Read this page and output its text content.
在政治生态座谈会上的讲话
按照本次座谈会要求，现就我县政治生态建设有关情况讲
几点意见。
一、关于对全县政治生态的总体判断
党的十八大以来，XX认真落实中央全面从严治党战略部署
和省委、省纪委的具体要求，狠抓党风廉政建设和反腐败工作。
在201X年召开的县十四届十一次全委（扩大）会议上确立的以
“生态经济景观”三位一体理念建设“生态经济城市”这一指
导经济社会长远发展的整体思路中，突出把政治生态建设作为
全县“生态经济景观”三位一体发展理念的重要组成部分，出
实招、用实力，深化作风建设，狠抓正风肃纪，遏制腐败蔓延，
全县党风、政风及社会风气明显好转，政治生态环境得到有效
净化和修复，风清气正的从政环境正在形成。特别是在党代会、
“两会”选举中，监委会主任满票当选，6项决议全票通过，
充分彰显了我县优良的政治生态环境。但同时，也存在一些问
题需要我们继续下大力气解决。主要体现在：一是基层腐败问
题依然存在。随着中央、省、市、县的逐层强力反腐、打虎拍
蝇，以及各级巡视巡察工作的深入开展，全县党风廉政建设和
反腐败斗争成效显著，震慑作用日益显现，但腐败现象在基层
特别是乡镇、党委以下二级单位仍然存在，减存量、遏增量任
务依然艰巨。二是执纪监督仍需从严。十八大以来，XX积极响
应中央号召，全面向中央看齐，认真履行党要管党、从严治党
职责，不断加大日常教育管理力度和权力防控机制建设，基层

───

## TASK
Count every line above that holds the string "生态经济景观" and give the total, nothing more.

## RESPONSE
2